■ **Dataset entries**
-*-

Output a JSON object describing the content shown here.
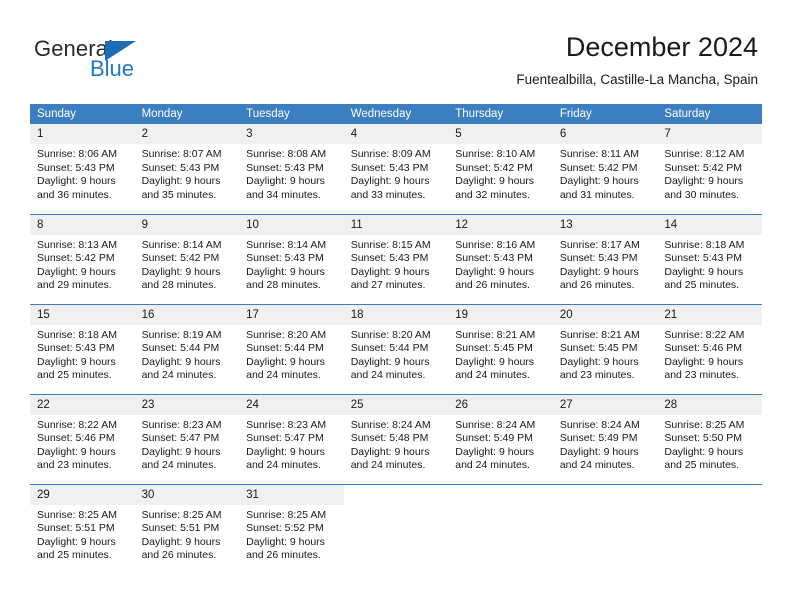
{
  "brand": {
    "word1": "General",
    "word2": "Blue",
    "triangle_color": "#1f6cb4",
    "blue_color": "#1f7ac4"
  },
  "header": {
    "title": "December 2024",
    "subtitle": "Fuentealbilla, Castille-La Mancha, Spain"
  },
  "theme": {
    "header_blue": "#3c7fc1",
    "daynum_gray": "#f0f0f0",
    "text": "#1a1a1a"
  },
  "calendar": {
    "weekday_headers": [
      "Sunday",
      "Monday",
      "Tuesday",
      "Wednesday",
      "Thursday",
      "Friday",
      "Saturday"
    ],
    "weeks": [
      [
        {
          "day": "1",
          "sunrise": "Sunrise: 8:06 AM",
          "sunset": "Sunset: 5:43 PM",
          "daylight1": "Daylight: 9 hours",
          "daylight2": "and 36 minutes."
        },
        {
          "day": "2",
          "sunrise": "Sunrise: 8:07 AM",
          "sunset": "Sunset: 5:43 PM",
          "daylight1": "Daylight: 9 hours",
          "daylight2": "and 35 minutes."
        },
        {
          "day": "3",
          "sunrise": "Sunrise: 8:08 AM",
          "sunset": "Sunset: 5:43 PM",
          "daylight1": "Daylight: 9 hours",
          "daylight2": "and 34 minutes."
        },
        {
          "day": "4",
          "sunrise": "Sunrise: 8:09 AM",
          "sunset": "Sunset: 5:43 PM",
          "daylight1": "Daylight: 9 hours",
          "daylight2": "and 33 minutes."
        },
        {
          "day": "5",
          "sunrise": "Sunrise: 8:10 AM",
          "sunset": "Sunset: 5:42 PM",
          "daylight1": "Daylight: 9 hours",
          "daylight2": "and 32 minutes."
        },
        {
          "day": "6",
          "sunrise": "Sunrise: 8:11 AM",
          "sunset": "Sunset: 5:42 PM",
          "daylight1": "Daylight: 9 hours",
          "daylight2": "and 31 minutes."
        },
        {
          "day": "7",
          "sunrise": "Sunrise: 8:12 AM",
          "sunset": "Sunset: 5:42 PM",
          "daylight1": "Daylight: 9 hours",
          "daylight2": "and 30 minutes."
        }
      ],
      [
        {
          "day": "8",
          "sunrise": "Sunrise: 8:13 AM",
          "sunset": "Sunset: 5:42 PM",
          "daylight1": "Daylight: 9 hours",
          "daylight2": "and 29 minutes."
        },
        {
          "day": "9",
          "sunrise": "Sunrise: 8:14 AM",
          "sunset": "Sunset: 5:42 PM",
          "daylight1": "Daylight: 9 hours",
          "daylight2": "and 28 minutes."
        },
        {
          "day": "10",
          "sunrise": "Sunrise: 8:14 AM",
          "sunset": "Sunset: 5:43 PM",
          "daylight1": "Daylight: 9 hours",
          "daylight2": "and 28 minutes."
        },
        {
          "day": "11",
          "sunrise": "Sunrise: 8:15 AM",
          "sunset": "Sunset: 5:43 PM",
          "daylight1": "Daylight: 9 hours",
          "daylight2": "and 27 minutes."
        },
        {
          "day": "12",
          "sunrise": "Sunrise: 8:16 AM",
          "sunset": "Sunset: 5:43 PM",
          "daylight1": "Daylight: 9 hours",
          "daylight2": "and 26 minutes."
        },
        {
          "day": "13",
          "sunrise": "Sunrise: 8:17 AM",
          "sunset": "Sunset: 5:43 PM",
          "daylight1": "Daylight: 9 hours",
          "daylight2": "and 26 minutes."
        },
        {
          "day": "14",
          "sunrise": "Sunrise: 8:18 AM",
          "sunset": "Sunset: 5:43 PM",
          "daylight1": "Daylight: 9 hours",
          "daylight2": "and 25 minutes."
        }
      ],
      [
        {
          "day": "15",
          "sunrise": "Sunrise: 8:18 AM",
          "sunset": "Sunset: 5:43 PM",
          "daylight1": "Daylight: 9 hours",
          "daylight2": "and 25 minutes."
        },
        {
          "day": "16",
          "sunrise": "Sunrise: 8:19 AM",
          "sunset": "Sunset: 5:44 PM",
          "daylight1": "Daylight: 9 hours",
          "daylight2": "and 24 minutes."
        },
        {
          "day": "17",
          "sunrise": "Sunrise: 8:20 AM",
          "sunset": "Sunset: 5:44 PM",
          "daylight1": "Daylight: 9 hours",
          "daylight2": "and 24 minutes."
        },
        {
          "day": "18",
          "sunrise": "Sunrise: 8:20 AM",
          "sunset": "Sunset: 5:44 PM",
          "daylight1": "Daylight: 9 hours",
          "daylight2": "and 24 minutes."
        },
        {
          "day": "19",
          "sunrise": "Sunrise: 8:21 AM",
          "sunset": "Sunset: 5:45 PM",
          "daylight1": "Daylight: 9 hours",
          "daylight2": "and 24 minutes."
        },
        {
          "day": "20",
          "sunrise": "Sunrise: 8:21 AM",
          "sunset": "Sunset: 5:45 PM",
          "daylight1": "Daylight: 9 hours",
          "daylight2": "and 23 minutes."
        },
        {
          "day": "21",
          "sunrise": "Sunrise: 8:22 AM",
          "sunset": "Sunset: 5:46 PM",
          "daylight1": "Daylight: 9 hours",
          "daylight2": "and 23 minutes."
        }
      ],
      [
        {
          "day": "22",
          "sunrise": "Sunrise: 8:22 AM",
          "sunset": "Sunset: 5:46 PM",
          "daylight1": "Daylight: 9 hours",
          "daylight2": "and 23 minutes."
        },
        {
          "day": "23",
          "sunrise": "Sunrise: 8:23 AM",
          "sunset": "Sunset: 5:47 PM",
          "daylight1": "Daylight: 9 hours",
          "daylight2": "and 24 minutes."
        },
        {
          "day": "24",
          "sunrise": "Sunrise: 8:23 AM",
          "sunset": "Sunset: 5:47 PM",
          "daylight1": "Daylight: 9 hours",
          "daylight2": "and 24 minutes."
        },
        {
          "day": "25",
          "sunrise": "Sunrise: 8:24 AM",
          "sunset": "Sunset: 5:48 PM",
          "daylight1": "Daylight: 9 hours",
          "daylight2": "and 24 minutes."
        },
        {
          "day": "26",
          "sunrise": "Sunrise: 8:24 AM",
          "sunset": "Sunset: 5:49 PM",
          "daylight1": "Daylight: 9 hours",
          "daylight2": "and 24 minutes."
        },
        {
          "day": "27",
          "sunrise": "Sunrise: 8:24 AM",
          "sunset": "Sunset: 5:49 PM",
          "daylight1": "Daylight: 9 hours",
          "daylight2": "and 24 minutes."
        },
        {
          "day": "28",
          "sunrise": "Sunrise: 8:25 AM",
          "sunset": "Sunset: 5:50 PM",
          "daylight1": "Daylight: 9 hours",
          "daylight2": "and 25 minutes."
        }
      ],
      [
        {
          "day": "29",
          "sunrise": "Sunrise: 8:25 AM",
          "sunset": "Sunset: 5:51 PM",
          "daylight1": "Daylight: 9 hours",
          "daylight2": "and 25 minutes."
        },
        {
          "day": "30",
          "sunrise": "Sunrise: 8:25 AM",
          "sunset": "Sunset: 5:51 PM",
          "daylight1": "Daylight: 9 hours",
          "daylight2": "and 26 minutes."
        },
        {
          "day": "31",
          "sunrise": "Sunrise: 8:25 AM",
          "sunset": "Sunset: 5:52 PM",
          "daylight1": "Daylight: 9 hours",
          "daylight2": "and 26 minutes."
        },
        {
          "day": "",
          "sunrise": "",
          "sunset": "",
          "daylight1": "",
          "daylight2": ""
        },
        {
          "day": "",
          "sunrise": "",
          "sunset": "",
          "daylight1": "",
          "daylight2": ""
        },
        {
          "day": "",
          "sunrise": "",
          "sunset": "",
          "daylight1": "",
          "daylight2": ""
        },
        {
          "day": "",
          "sunrise": "",
          "sunset": "",
          "daylight1": "",
          "daylight2": ""
        }
      ]
    ]
  }
}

-*-

■ **Work to complete**
Your task is to return the entries above exactly, with no pictures.

■ **Result**
Output a JSON object describing the content shown here.
{
  "brand": {
    "word1": "General",
    "word2": "Blue",
    "triangle_color": "#1f6cb4",
    "blue_color": "#1f7ac4"
  },
  "header": {
    "title": "December 2024",
    "subtitle": "Fuentealbilla, Castille-La Mancha, Spain"
  },
  "theme": {
    "header_blue": "#3c7fc1",
    "daynum_gray": "#f0f0f0",
    "text": "#1a1a1a"
  },
  "calendar": {
    "weekday_headers": [
      "Sunday",
      "Monday",
      "Tuesday",
      "Wednesday",
      "Thursday",
      "Friday",
      "Saturday"
    ],
    "weeks": [
      [
        {
          "day": "1",
          "sunrise": "Sunrise: 8:06 AM",
          "sunset": "Sunset: 5:43 PM",
          "daylight1": "Daylight: 9 hours",
          "daylight2": "and 36 minutes."
        },
        {
          "day": "2",
          "sunrise": "Sunrise: 8:07 AM",
          "sunset": "Sunset: 5:43 PM",
          "daylight1": "Daylight: 9 hours",
          "daylight2": "and 35 minutes."
        },
        {
          "day": "3",
          "sunrise": "Sunrise: 8:08 AM",
          "sunset": "Sunset: 5:43 PM",
          "daylight1": "Daylight: 9 hours",
          "daylight2": "and 34 minutes."
        },
        {
          "day": "4",
          "sunrise": "Sunrise: 8:09 AM",
          "sunset": "Sunset: 5:43 PM",
          "daylight1": "Daylight: 9 hours",
          "daylight2": "and 33 minutes."
        },
        {
          "day": "5",
          "sunrise": "Sunrise: 8:10 AM",
          "sunset": "Sunset: 5:42 PM",
          "daylight1": "Daylight: 9 hours",
          "daylight2": "and 32 minutes."
        },
        {
          "day": "6",
          "sunrise": "Sunrise: 8:11 AM",
          "sunset": "Sunset: 5:42 PM",
          "daylight1": "Daylight: 9 hours",
          "daylight2": "and 31 minutes."
        },
        {
          "day": "7",
          "sunrise": "Sunrise: 8:12 AM",
          "sunset": "Sunset: 5:42 PM",
          "daylight1": "Daylight: 9 hours",
          "daylight2": "and 30 minutes."
        }
      ],
      [
        {
          "day": "8",
          "sunrise": "Sunrise: 8:13 AM",
          "sunset": "Sunset: 5:42 PM",
          "daylight1": "Daylight: 9 hours",
          "daylight2": "and 29 minutes."
        },
        {
          "day": "9",
          "sunrise": "Sunrise: 8:14 AM",
          "sunset": "Sunset: 5:42 PM",
          "daylight1": "Daylight: 9 hours",
          "daylight2": "and 28 minutes."
        },
        {
          "day": "10",
          "sunrise": "Sunrise: 8:14 AM",
          "sunset": "Sunset: 5:43 PM",
          "daylight1": "Daylight: 9 hours",
          "daylight2": "and 28 minutes."
        },
        {
          "day": "11",
          "sunrise": "Sunrise: 8:15 AM",
          "sunset": "Sunset: 5:43 PM",
          "daylight1": "Daylight: 9 hours",
          "daylight2": "and 27 minutes."
        },
        {
          "day": "12",
          "sunrise": "Sunrise: 8:16 AM",
          "sunset": "Sunset: 5:43 PM",
          "daylight1": "Daylight: 9 hours",
          "daylight2": "and 26 minutes."
        },
        {
          "day": "13",
          "sunrise": "Sunrise: 8:17 AM",
          "sunset": "Sunset: 5:43 PM",
          "daylight1": "Daylight: 9 hours",
          "daylight2": "and 26 minutes."
        },
        {
          "day": "14",
          "sunrise": "Sunrise: 8:18 AM",
          "sunset": "Sunset: 5:43 PM",
          "daylight1": "Daylight: 9 hours",
          "daylight2": "and 25 minutes."
        }
      ],
      [
        {
          "day": "15",
          "sunrise": "Sunrise: 8:18 AM",
          "sunset": "Sunset: 5:43 PM",
          "daylight1": "Daylight: 9 hours",
          "daylight2": "and 25 minutes."
        },
        {
          "day": "16",
          "sunrise": "Sunrise: 8:19 AM",
          "sunset": "Sunset: 5:44 PM",
          "daylight1": "Daylight: 9 hours",
          "daylight2": "and 24 minutes."
        },
        {
          "day": "17",
          "sunrise": "Sunrise: 8:20 AM",
          "sunset": "Sunset: 5:44 PM",
          "daylight1": "Daylight: 9 hours",
          "daylight2": "and 24 minutes."
        },
        {
          "day": "18",
          "sunrise": "Sunrise: 8:20 AM",
          "sunset": "Sunset: 5:44 PM",
          "daylight1": "Daylight: 9 hours",
          "daylight2": "and 24 minutes."
        },
        {
          "day": "19",
          "sunrise": "Sunrise: 8:21 AM",
          "sunset": "Sunset: 5:45 PM",
          "daylight1": "Daylight: 9 hours",
          "daylight2": "and 24 minutes."
        },
        {
          "day": "20",
          "sunrise": "Sunrise: 8:21 AM",
          "sunset": "Sunset: 5:45 PM",
          "daylight1": "Daylight: 9 hours",
          "daylight2": "and 23 minutes."
        },
        {
          "day": "21",
          "sunrise": "Sunrise: 8:22 AM",
          "sunset": "Sunset: 5:46 PM",
          "daylight1": "Daylight: 9 hours",
          "daylight2": "and 23 minutes."
        }
      ],
      [
        {
          "day": "22",
          "sunrise": "Sunrise: 8:22 AM",
          "sunset": "Sunset: 5:46 PM",
          "daylight1": "Daylight: 9 hours",
          "daylight2": "and 23 minutes."
        },
        {
          "day": "23",
          "sunrise": "Sunrise: 8:23 AM",
          "sunset": "Sunset: 5:47 PM",
          "daylight1": "Daylight: 9 hours",
          "daylight2": "and 24 minutes."
        },
        {
          "day": "24",
          "sunrise": "Sunrise: 8:23 AM",
          "sunset": "Sunset: 5:47 PM",
          "daylight1": "Daylight: 9 hours",
          "daylight2": "and 24 minutes."
        },
        {
          "day": "25",
          "sunrise": "Sunrise: 8:24 AM",
          "sunset": "Sunset: 5:48 PM",
          "daylight1": "Daylight: 9 hours",
          "daylight2": "and 24 minutes."
        },
        {
          "day": "26",
          "sunrise": "Sunrise: 8:24 AM",
          "sunset": "Sunset: 5:49 PM",
          "daylight1": "Daylight: 9 hours",
          "daylight2": "and 24 minutes."
        },
        {
          "day": "27",
          "sunrise": "Sunrise: 8:24 AM",
          "sunset": "Sunset: 5:49 PM",
          "daylight1": "Daylight: 9 hours",
          "daylight2": "and 24 minutes."
        },
        {
          "day": "28",
          "sunrise": "Sunrise: 8:25 AM",
          "sunset": "Sunset: 5:50 PM",
          "daylight1": "Daylight: 9 hours",
          "daylight2": "and 25 minutes."
        }
      ],
      [
        {
          "day": "29",
          "sunrise": "Sunrise: 8:25 AM",
          "sunset": "Sunset: 5:51 PM",
          "daylight1": "Daylight: 9 hours",
          "daylight2": "and 25 minutes."
        },
        {
          "day": "30",
          "sunrise": "Sunrise: 8:25 AM",
          "sunset": "Sunset: 5:51 PM",
          "daylight1": "Daylight: 9 hours",
          "daylight2": "and 26 minutes."
        },
        {
          "day": "31",
          "sunrise": "Sunrise: 8:25 AM",
          "sunset": "Sunset: 5:52 PM",
          "daylight1": "Daylight: 9 hours",
          "daylight2": "and 26 minutes."
        },
        {
          "day": "",
          "sunrise": "",
          "sunset": "",
          "daylight1": "",
          "daylight2": ""
        },
        {
          "day": "",
          "sunrise": "",
          "sunset": "",
          "daylight1": "",
          "daylight2": ""
        },
        {
          "day": "",
          "sunrise": "",
          "sunset": "",
          "daylight1": "",
          "daylight2": ""
        },
        {
          "day": "",
          "sunrise": "",
          "sunset": "",
          "daylight1": "",
          "daylight2": ""
        }
      ]
    ]
  }
}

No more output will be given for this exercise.